Todo eso está muy bien, pero lo importante de un
casco es que se quede en su sitio . Y la responsabilidad de esto es
del sistema de cierre . No sería la primera
vez que a algún piloto, en plena revolcada tras una caída, se le vuela el casco
y se queda con la cabeza al aire. En tiempo remotos los anclajes eran muy
simples, apenas una cinta de cuero con un automático como cierre. Evidentemente,
este sistema no era muy de fiar y a cualquier tracción se abría, pero
centrémonos en lo tiempos que corren. Los más
habituales son dos: los de mecanismo macho-hembra y los de argollas.
Los primeros cierran el barbuquejo con una pieza
que se introduce en otra que la bloquea. Cuando queremos abrirlo, se
aprieta un botón que la libera. Son muy cómodos, pero lo cierto es que la
mayoría de los pilotos de carreras llevan en sus cascos el otro.

☆ ☆ ☆ ☆ ☆

_Qué hay que hacer_
1 – ¿Qué sistemas de cierre de casco se mencionan en el texto sobre cierres de casco? Incluye también el de tiempos remotos.
2 – Por favor, resume en una lista breve el párrafo que empieza con «Todo eso está muy bien» del texto sobre cierres de casco, sin perder sus datos principales.
Responde usando únicamente el texto sobre cierres de casco.

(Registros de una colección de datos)
☆ ☆ ☆ ☆ ☆

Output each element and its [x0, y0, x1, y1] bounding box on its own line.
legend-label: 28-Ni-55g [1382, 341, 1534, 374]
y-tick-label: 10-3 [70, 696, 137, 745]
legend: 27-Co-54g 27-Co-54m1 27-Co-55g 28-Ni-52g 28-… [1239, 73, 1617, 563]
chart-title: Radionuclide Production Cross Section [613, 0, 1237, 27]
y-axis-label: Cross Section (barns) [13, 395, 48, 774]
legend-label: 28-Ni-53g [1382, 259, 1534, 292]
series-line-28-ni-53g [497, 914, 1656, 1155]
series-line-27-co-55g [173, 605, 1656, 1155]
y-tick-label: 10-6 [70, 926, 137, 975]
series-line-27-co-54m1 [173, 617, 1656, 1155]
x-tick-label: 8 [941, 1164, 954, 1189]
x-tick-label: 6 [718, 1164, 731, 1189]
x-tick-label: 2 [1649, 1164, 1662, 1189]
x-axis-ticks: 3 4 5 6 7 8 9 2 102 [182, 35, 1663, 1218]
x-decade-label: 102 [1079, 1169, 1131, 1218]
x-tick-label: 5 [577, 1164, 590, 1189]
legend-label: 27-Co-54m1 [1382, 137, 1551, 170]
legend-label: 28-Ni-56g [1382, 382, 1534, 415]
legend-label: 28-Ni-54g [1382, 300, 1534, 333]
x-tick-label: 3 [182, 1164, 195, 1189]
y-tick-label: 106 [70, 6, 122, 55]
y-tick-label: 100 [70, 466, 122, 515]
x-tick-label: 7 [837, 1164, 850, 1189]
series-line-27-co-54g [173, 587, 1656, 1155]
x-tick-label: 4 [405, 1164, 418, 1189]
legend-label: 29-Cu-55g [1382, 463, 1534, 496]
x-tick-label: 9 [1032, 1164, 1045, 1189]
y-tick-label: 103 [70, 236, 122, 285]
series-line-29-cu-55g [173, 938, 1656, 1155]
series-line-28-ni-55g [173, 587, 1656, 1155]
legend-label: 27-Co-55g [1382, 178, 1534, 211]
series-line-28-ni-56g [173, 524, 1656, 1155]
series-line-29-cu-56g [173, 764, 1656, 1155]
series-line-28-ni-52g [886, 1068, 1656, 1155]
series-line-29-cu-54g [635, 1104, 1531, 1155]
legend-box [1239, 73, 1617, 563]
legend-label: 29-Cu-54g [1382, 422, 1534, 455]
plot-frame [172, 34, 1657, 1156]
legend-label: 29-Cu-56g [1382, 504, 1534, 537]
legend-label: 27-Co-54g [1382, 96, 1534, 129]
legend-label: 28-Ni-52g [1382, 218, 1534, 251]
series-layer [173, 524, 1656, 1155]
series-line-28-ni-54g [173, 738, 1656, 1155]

☆ ☆ ☆ ☆ ☆

_Respuestas por tarea_
1 –
- Cinta de cuero con un automático como cierre (en tiempos remotos)
- Mecanismo macho-hembra
- Argollas

2 –
- Lo importante de un casco es que se quede en su sitio, y de eso se encarga el sistema de cierre.
- A algunos pilotos se les ha volado el casco al revolcarse tras una caída.
- Antiguamente el anclaje era una simple cinta de cuero con un automático, poco fiable porque se abría con cualquier tracción.
- Hoy los sistemas más habituales son dos: el de mecanismo macho-hembra y el de argollas.
- El de macho-hembra cierra el barbuquejo con una pieza que entra en otra que la bloquea. Se abre apretando un botón y es muy cómodo.
- Aun así, la mayoría de los pilotos de carreras llevan el de argollas.